チベットNOW@ルンタ
ダラムサラ通信 by 中原一博
2010年2月3日
会談が終って
対談とか会談とか言うと何だか聞えはいいが、チベット・中国会談は最近ますますただ双方土俵やリングに上がっただけ、状態だ。
日本の各新聞も「対談に成果なし」の記事を出しているが、読んだ人は「双方譲らないのだな。ダライ・ラマは独立を要求しているのか(?)」というほどの印象しか残らないのではないだろうか。
本当は「土俵に上がっている」のはチベット側だけなのだ。中国側はダライ・ラマ側がまず「独立を放棄」しない限り、話合いのベースもない、と今回も言ってる。この話はずいぶん古い話で、30年も前に鄧小平がダライ・ラマ法王の実兄ギャロ・ドゥンドゥップ氏に「独立要求を下すなら、他は何でも話し合う用意がある」と言ってきたが故に、法王は80年代初めに、強い反対にも関わらず大きく譲歩して「軍事、外交権を中国に任せる=独立を求めない」と世界に宣言したのだ。それから、法王は機会あるごとに百万遍このことを繰り返し宣言している。中国は結局「お前は嘘を言ってるだけだ」と言って、土俵に上がることさえ怖がっているのだ。
昨日発表された特使の声明文の中においても
http://www.phayul.com/news/article.aspx?c=2&t=1&id=26526&article=Statement+of+the+Special+Envoy+on+the+9th+round+of+talks
ギャリ・リンポチェは「ダライ・ラマ法王は、チベットの将来についての話合いは中華人民共和国の枠内で行われる、という立場をかねてより常に表明し続けているのであるから、中国政府指導部がなぜこの問題に対し、共通の土台がないと言っているのか理解できない」と述べている。

**資料の抜粋**
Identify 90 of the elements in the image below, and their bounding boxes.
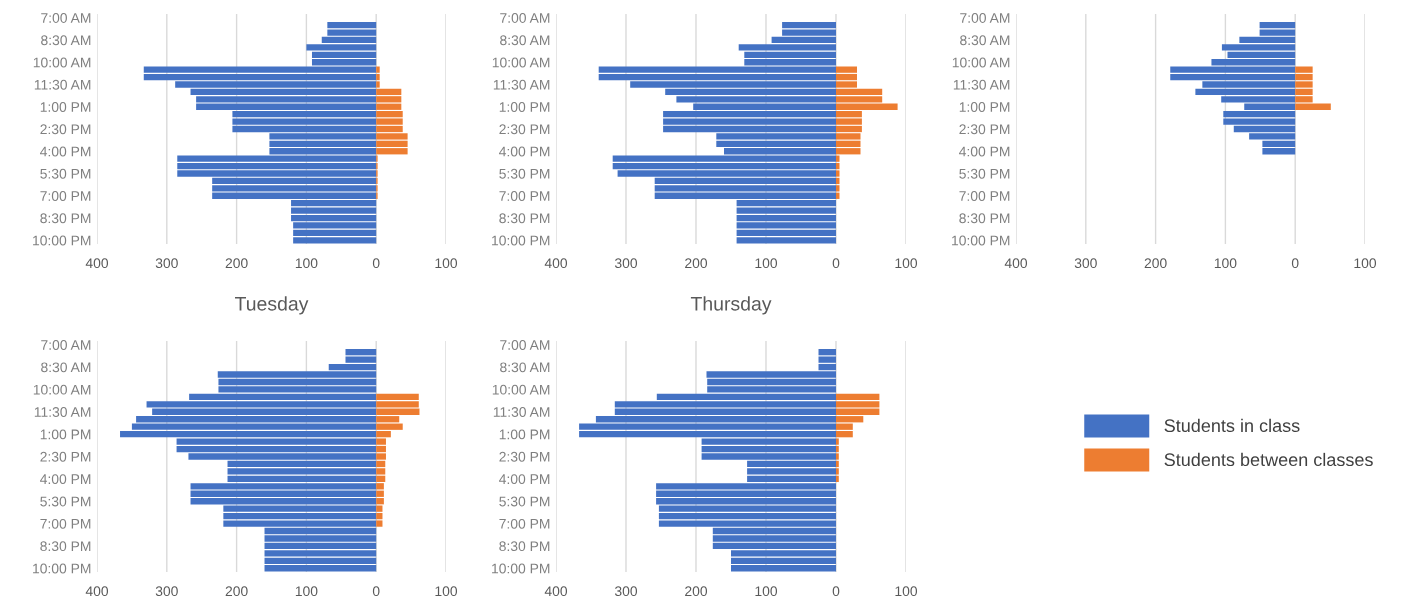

**やること**
上の本文を、一字も変えずに最初から最後まで全部書き出してください。

**できあがり**
チベットNOW@ルンタ
ダラムサラ通信 by 中原一博
2010年2月3日
会談が終って
対談とか会談とか言うと何だか聞えはいいが、チベット・中国会談は最近ますますただ双方土俵やリングに上がっただけ、状態だ。
日本の各新聞も「対談に成果なし」の記事を出しているが、読んだ人は「双方譲らないのだな。ダライ・ラマは独立を要求しているのか(?)」というほどの印象しか残らないのではないだろうか。
本当は「土俵に上がっている」のはチベット側だけなのだ。中国側はダライ・ラマ側がまず「独立を放棄」しない限り、話合いのベースもない、と今回も言ってる。この話はずいぶん古い話で、30年も前に鄧小平がダライ・ラマ法王の実兄ギャロ・ドゥンドゥップ氏に「独立要求を下すなら、他は何でも話し合う用意がある」と言ってきたが故に、法王は80年代初めに、強い反対にも関わらず大きく譲歩して「軍事、外交権を中国に任せる=独立を求めない」と世界に宣言したのだ。それから、法王は機会あるごとに百万遍このことを繰り返し宣言している。中国は結局「お前は嘘を言ってるだけだ」と言って、土俵に上がることさえ怖がっているのだ。
昨日発表された特使の声明文の中においても
http://www.phayul.com/news/article.aspx?c=2&t=1&id=26526&article=Statement+of+the+Special+Envoy+on+the+9th+round+of+talks
ギャリ・リンポチェは「ダライ・ラマ法王は、チベットの将来についての話合いは中華人民共和国の枠内で行われる、という立場をかねてより常に表明し続けているのであるから、中国政府指導部がなぜこの問題に対し、共通の土台がないと言っているのか理解できない」と述べている。